--- BEGIN SOURCE DATA ---
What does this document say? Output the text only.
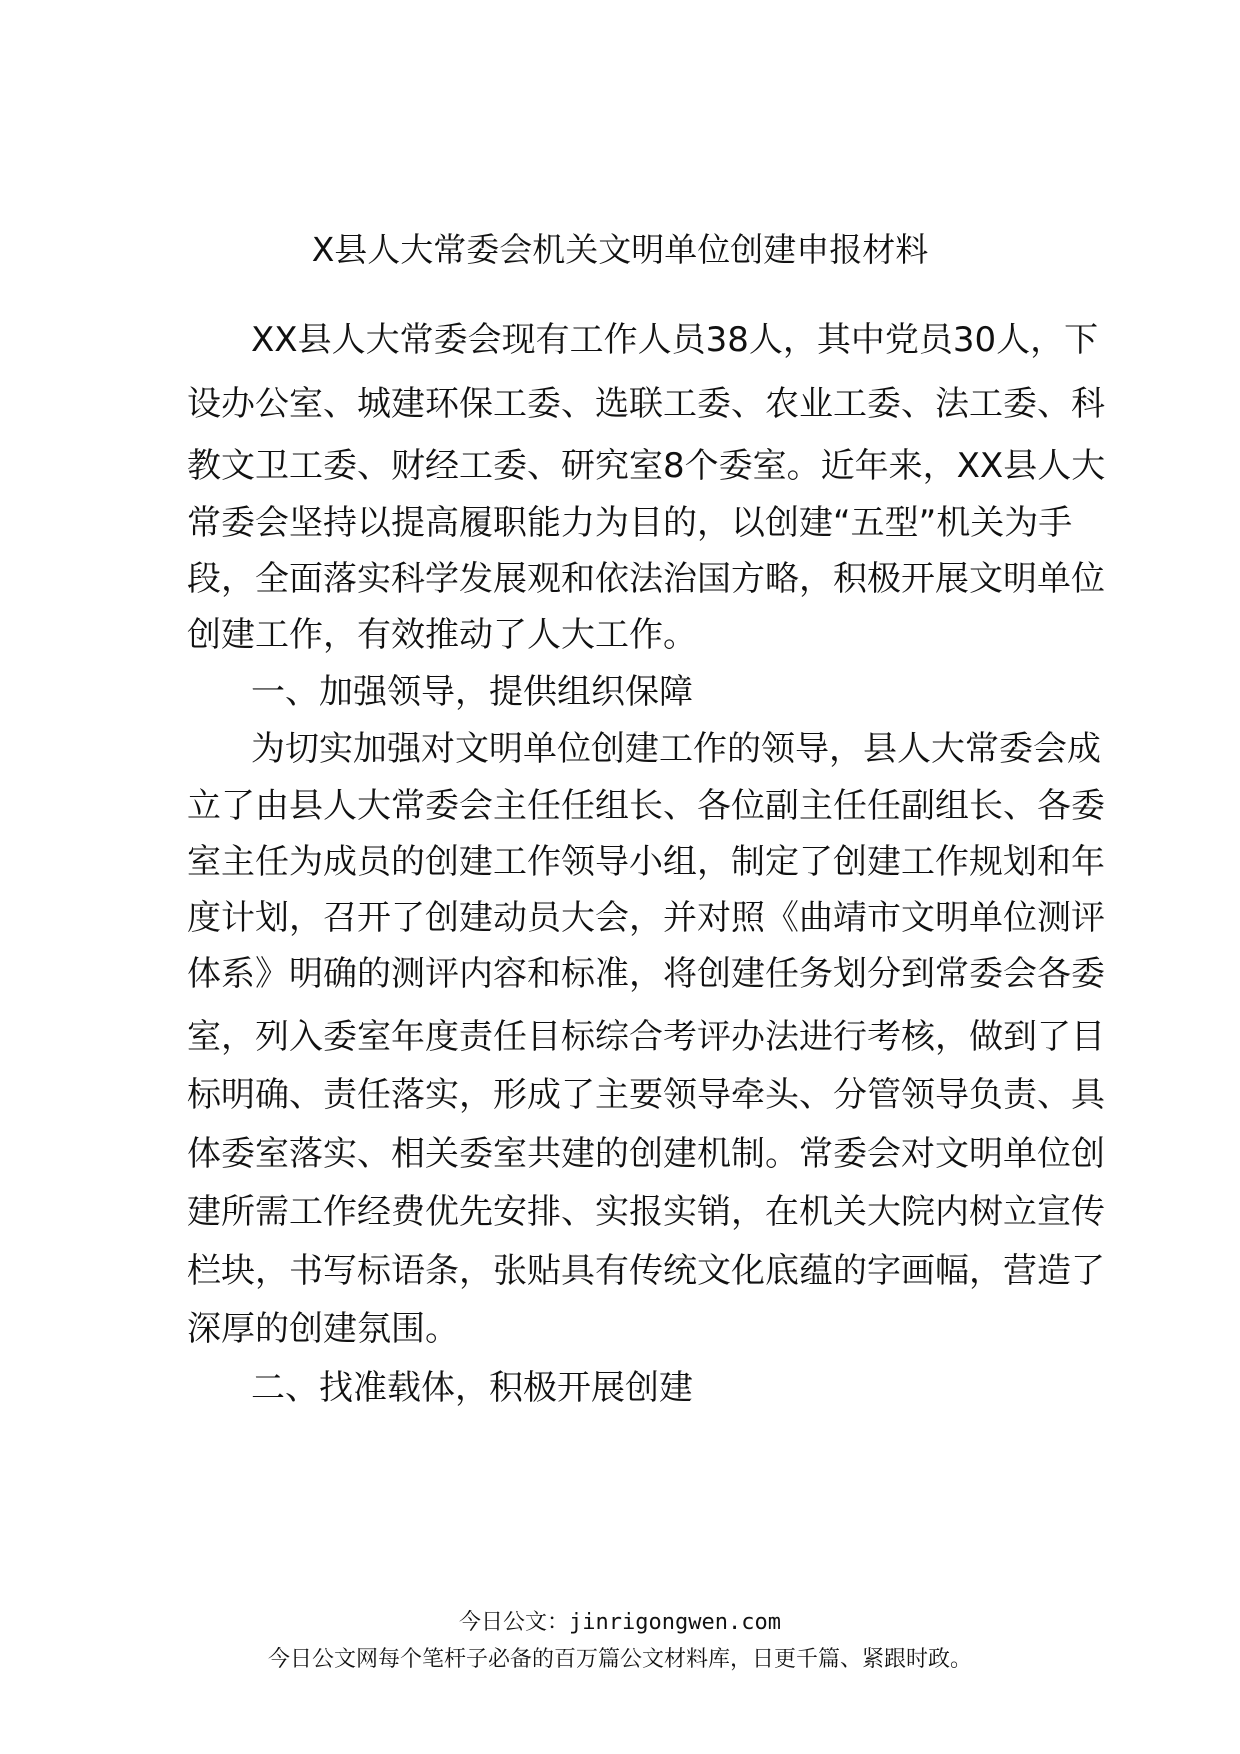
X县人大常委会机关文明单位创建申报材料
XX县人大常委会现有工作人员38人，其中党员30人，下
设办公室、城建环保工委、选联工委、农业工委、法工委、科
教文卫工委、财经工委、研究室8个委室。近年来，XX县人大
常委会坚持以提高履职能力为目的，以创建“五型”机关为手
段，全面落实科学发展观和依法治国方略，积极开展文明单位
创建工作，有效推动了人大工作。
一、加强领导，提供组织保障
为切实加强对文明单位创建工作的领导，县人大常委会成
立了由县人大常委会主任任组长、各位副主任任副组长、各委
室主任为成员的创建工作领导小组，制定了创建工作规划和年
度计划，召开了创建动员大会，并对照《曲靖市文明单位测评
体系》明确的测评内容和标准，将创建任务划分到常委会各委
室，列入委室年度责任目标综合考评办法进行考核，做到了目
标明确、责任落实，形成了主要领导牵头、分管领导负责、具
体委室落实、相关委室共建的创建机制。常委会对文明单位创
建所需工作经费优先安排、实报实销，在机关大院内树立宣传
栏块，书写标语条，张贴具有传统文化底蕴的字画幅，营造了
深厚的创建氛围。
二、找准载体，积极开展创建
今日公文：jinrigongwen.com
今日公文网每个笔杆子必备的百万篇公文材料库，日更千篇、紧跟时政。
--- END SOURCE DATA ---
--- BEGIN SOURCE DATA ---
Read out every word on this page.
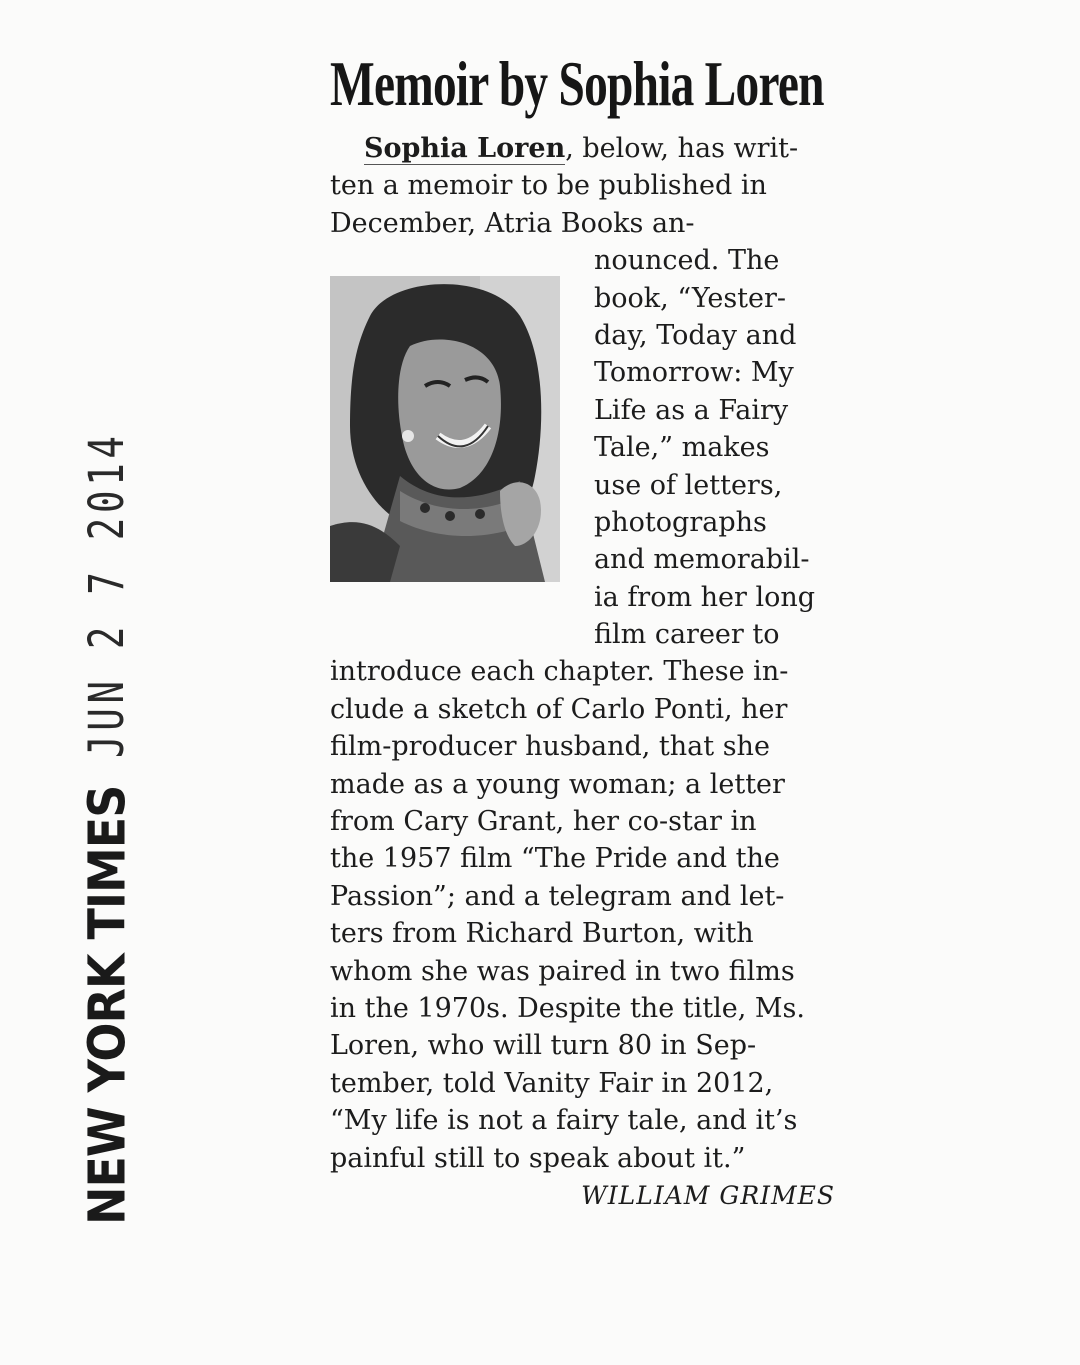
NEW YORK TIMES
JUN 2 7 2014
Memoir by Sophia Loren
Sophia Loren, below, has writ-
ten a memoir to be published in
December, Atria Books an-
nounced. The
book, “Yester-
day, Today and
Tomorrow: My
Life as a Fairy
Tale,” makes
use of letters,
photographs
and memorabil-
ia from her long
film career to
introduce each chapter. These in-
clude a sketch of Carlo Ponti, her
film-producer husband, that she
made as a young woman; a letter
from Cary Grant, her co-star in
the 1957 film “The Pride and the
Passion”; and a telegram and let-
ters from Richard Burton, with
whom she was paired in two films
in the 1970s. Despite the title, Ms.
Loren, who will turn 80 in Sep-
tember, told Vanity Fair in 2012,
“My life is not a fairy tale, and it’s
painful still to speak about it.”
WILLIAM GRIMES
--- END SOURCE DATA ---
--- BEGIN SOURCE DATA ---
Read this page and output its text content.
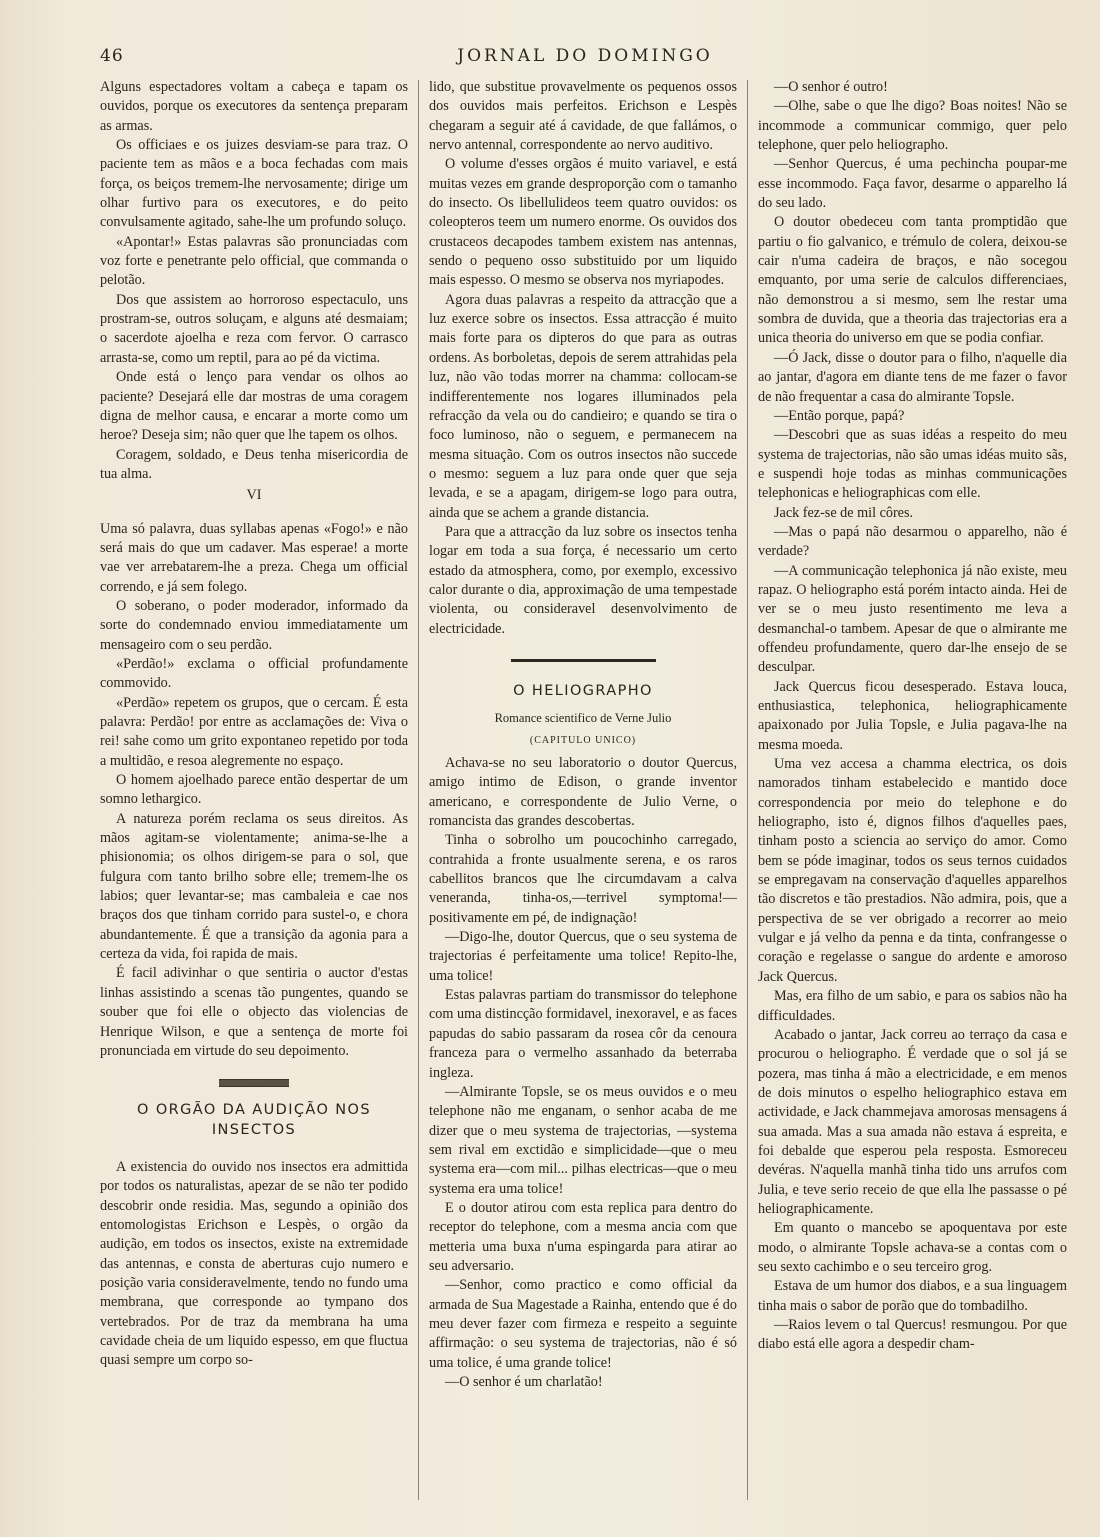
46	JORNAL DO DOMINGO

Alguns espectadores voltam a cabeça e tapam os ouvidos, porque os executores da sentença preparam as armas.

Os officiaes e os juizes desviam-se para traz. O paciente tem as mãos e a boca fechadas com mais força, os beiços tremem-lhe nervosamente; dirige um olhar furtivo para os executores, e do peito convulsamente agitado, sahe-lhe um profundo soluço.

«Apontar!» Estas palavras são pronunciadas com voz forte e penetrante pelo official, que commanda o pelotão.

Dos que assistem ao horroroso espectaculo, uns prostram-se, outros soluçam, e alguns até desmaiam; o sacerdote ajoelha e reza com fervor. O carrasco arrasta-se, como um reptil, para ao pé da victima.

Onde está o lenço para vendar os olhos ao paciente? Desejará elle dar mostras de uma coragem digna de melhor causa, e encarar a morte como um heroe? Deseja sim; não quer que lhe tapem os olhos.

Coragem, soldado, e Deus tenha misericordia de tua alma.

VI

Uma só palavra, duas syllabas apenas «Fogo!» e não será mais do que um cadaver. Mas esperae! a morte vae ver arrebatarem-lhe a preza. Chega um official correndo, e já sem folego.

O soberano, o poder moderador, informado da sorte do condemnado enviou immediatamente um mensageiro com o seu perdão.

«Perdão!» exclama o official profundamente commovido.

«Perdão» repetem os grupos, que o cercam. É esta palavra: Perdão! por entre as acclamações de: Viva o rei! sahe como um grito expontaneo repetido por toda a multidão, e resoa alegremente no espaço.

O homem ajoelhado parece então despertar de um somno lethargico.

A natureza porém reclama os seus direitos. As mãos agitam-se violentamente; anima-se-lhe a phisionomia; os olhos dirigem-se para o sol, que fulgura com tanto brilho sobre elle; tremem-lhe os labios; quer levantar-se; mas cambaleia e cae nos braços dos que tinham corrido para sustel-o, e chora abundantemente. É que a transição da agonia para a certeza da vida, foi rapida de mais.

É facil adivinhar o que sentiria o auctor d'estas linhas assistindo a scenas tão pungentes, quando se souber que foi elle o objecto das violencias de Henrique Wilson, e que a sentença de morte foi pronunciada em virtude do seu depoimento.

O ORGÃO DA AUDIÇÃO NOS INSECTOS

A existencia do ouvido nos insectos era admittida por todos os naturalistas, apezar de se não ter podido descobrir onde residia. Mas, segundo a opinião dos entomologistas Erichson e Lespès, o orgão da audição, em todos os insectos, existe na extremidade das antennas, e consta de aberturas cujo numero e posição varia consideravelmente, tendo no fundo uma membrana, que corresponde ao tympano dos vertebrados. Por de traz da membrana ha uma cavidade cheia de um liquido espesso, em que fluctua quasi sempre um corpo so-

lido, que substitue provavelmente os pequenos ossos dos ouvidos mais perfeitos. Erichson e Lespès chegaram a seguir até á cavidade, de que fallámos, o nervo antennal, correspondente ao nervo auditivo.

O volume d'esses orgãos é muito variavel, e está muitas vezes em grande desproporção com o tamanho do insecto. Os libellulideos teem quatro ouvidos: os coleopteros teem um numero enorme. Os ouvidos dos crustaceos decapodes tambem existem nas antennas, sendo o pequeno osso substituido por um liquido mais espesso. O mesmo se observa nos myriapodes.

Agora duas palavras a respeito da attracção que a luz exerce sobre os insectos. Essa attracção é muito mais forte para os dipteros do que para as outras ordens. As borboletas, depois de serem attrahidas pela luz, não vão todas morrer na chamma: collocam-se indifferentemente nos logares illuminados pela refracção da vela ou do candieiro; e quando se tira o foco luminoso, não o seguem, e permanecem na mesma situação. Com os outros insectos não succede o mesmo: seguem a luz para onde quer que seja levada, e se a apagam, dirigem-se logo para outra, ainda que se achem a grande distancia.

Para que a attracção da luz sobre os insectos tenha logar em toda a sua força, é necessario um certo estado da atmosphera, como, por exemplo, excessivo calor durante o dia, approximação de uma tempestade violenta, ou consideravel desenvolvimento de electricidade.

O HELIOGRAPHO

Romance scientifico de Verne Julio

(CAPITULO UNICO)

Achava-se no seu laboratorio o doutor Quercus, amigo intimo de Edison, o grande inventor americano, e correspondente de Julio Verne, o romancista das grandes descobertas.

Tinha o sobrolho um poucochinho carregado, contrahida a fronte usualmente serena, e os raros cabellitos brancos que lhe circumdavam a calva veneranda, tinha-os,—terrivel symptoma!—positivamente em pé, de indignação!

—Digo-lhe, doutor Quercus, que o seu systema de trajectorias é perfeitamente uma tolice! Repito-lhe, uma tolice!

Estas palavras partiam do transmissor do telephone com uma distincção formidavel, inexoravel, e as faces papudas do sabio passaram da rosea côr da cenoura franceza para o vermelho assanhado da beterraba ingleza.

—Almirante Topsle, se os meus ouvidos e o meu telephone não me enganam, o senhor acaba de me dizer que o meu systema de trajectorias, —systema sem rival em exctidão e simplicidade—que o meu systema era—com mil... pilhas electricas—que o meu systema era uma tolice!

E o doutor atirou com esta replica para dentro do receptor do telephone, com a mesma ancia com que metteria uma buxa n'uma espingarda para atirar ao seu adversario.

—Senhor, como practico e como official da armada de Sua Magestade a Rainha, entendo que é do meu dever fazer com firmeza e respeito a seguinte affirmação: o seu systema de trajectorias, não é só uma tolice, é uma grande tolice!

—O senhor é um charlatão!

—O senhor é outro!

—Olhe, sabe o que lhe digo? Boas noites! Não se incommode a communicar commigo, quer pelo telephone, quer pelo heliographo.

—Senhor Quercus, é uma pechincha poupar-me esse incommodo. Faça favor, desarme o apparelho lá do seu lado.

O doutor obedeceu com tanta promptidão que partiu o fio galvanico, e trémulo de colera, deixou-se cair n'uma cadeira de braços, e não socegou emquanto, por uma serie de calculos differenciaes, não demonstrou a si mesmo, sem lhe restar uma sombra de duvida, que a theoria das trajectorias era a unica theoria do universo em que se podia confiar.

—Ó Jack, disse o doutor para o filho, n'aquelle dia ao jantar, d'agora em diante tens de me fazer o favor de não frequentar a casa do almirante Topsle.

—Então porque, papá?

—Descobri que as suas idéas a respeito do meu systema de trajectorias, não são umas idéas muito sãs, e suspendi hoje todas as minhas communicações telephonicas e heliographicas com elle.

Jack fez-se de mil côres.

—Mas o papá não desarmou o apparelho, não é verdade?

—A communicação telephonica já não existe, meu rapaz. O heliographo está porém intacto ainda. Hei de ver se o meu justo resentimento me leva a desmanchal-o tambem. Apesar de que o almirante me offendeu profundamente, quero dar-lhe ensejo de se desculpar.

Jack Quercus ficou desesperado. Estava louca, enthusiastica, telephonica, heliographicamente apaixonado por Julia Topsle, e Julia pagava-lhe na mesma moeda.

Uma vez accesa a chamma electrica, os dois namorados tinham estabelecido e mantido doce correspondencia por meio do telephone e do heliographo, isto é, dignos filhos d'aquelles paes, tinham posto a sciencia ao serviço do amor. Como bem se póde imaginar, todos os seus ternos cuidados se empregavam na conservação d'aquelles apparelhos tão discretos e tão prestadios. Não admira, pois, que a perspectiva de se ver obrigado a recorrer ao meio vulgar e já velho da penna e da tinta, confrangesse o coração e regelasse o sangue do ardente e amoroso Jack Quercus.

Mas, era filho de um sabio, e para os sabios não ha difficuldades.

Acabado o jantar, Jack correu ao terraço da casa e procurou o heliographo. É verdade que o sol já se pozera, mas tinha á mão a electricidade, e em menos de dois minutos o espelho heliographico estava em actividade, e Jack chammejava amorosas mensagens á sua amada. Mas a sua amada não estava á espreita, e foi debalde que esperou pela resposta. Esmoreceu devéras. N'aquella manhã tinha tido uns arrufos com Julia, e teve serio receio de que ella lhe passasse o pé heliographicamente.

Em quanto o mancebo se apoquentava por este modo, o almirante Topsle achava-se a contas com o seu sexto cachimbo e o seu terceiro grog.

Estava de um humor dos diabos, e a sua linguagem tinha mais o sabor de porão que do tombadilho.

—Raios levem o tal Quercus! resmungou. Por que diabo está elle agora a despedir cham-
--- END SOURCE DATA ---
* **WHAT TO PRODUCE**
Search the lines for "correspondente". Copy each line that has it.

* **WORKED SOLUTION**
lido, que substitue provavelmente os pequenos ossos dos ouvidos mais perfeitos. Erichson e Lespès chegaram a seguir até á cavidade, de que fallámos, o nervo antennal, correspondente ao nervo auditivo.
Achava-se no seu laboratorio o doutor Quercus, amigo intimo de Edison, o grande inventor americano, e correspondente de Julio Verne, o romancista das grandes descobertas.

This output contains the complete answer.